■ Assignment A: In the passage about Chester Southam's experiments, how many Ohio prison inmates were injected with HeLa cells?
■ Assignment B: Transcribe the passage about Chester Southam's experiments, from "Southam would also" through "the patients consent.".
■ Assignment C: Pick up the passage about Chester Southam's experiments after its last sentence and carry it forward.

■ Passage provided:

These two chapters were kind of a blow your mind sort of chapters. It introduced scientists like Chester Southam. Chester Southam made a huge impact on cancer development and treatment but I didn't like how he did it.
Southam would perform cancer research on cancer patients by injecting HeLa cells into their arms and examined them for weeks. Although, the cancer patients didn't give him any consent to perform these experiments.
Southam would also look for volunteers to perform cancer research on. The Ohio prison inmates decided to volunteer for cancer research and development. 65 inmates would be injected with HeLa cells into their arms and tumors would grow.
The prisoners were asked why they volunteered and they answered "I believe the wrong that I have done, in the eyes of society, this might make a right on it." (Skloot 129)
This chapter introduced me to the Nuremberg Code, where Nazi doctors were sentenced to death on August 20, 1947 and hung because of the inhumane experiments they would do on Jews.
There was a huge controversy relating Southam's experiments to the Nuremburg trials especially because he would perform these experiments without the patients consent.

Document layout detection data
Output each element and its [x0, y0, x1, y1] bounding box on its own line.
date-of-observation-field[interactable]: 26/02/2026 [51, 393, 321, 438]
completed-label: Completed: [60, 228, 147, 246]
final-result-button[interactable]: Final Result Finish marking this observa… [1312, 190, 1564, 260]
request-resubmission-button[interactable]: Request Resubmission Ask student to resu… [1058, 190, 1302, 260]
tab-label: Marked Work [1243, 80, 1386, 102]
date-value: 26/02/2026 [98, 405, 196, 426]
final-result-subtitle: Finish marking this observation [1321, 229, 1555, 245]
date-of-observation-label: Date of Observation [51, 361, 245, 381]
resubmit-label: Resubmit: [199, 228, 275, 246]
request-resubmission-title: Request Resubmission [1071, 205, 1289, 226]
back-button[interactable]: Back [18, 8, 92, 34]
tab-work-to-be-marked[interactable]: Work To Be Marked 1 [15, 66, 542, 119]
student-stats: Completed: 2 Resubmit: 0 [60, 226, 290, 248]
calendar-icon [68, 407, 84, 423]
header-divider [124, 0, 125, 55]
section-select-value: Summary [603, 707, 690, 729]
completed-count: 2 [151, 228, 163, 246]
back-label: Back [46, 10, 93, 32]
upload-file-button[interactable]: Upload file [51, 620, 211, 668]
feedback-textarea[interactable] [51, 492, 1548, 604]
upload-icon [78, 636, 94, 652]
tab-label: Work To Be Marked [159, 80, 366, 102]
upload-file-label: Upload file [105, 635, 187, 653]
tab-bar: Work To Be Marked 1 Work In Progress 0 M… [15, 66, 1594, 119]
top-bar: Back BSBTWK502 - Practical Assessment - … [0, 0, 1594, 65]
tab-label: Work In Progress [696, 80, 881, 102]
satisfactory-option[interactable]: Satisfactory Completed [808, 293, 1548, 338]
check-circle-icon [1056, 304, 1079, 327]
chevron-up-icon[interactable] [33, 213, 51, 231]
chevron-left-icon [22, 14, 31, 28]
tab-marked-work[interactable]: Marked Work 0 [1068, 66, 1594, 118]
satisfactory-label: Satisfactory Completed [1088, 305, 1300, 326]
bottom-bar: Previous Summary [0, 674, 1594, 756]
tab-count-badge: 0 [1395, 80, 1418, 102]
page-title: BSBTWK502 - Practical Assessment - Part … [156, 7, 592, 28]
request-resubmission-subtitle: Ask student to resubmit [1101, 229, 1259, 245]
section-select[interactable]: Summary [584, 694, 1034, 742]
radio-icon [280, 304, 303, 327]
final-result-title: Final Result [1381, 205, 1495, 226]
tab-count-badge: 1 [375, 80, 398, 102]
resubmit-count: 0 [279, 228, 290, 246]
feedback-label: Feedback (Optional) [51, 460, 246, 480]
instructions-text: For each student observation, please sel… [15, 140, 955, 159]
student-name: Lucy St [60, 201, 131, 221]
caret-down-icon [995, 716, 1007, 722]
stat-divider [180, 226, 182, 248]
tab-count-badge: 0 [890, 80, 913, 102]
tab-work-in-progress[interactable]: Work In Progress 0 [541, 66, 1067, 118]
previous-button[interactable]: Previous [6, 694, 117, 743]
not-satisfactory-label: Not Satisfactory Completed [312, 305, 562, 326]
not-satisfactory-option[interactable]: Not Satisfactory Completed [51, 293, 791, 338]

■ Task response A: 65 inmates were injected.

■ Task response B:
Southam would also look for volunteers to perform cancer research on. The Ohio prison inmates decided to volunteer for cancer research and development. 65 inmates would be injected with HeLa cells into their arms and tumors would grow.
The prisoners were asked why they volunteered and they answered "I believe the wrong that I have done, in the eyes of society, this might make a right on it." (Skloot 129)
This chapter introduced me to the Nuremberg Code, where Nazi doctors were sentenced to death on August 20, 1947 and hung because of the inhumane experiments they would do on Jews.
There was a huge controversy relating Southam's experiments to the Nuremburg trials especially because he would perform these experiments without the patients consent.

■ Task response C:
It really pisses me off that there was a trend in scientists and doctors that back then they could get away with performing experiments on a live human body and taking cells.
Southam claimed that he had no idea of the Nuremberg Code even though it occurred about a decade prior. Southam would eventually be found guilty but was only penalized by being suspended of his license for a year.
I don't agree and I believe his punishment should have been more severe. If I found out he was injecting cancer cells into me for a mere experiment I would turn him down in a heartbeat! I also don't like how scientists would joke about Henrietta's cells so casually.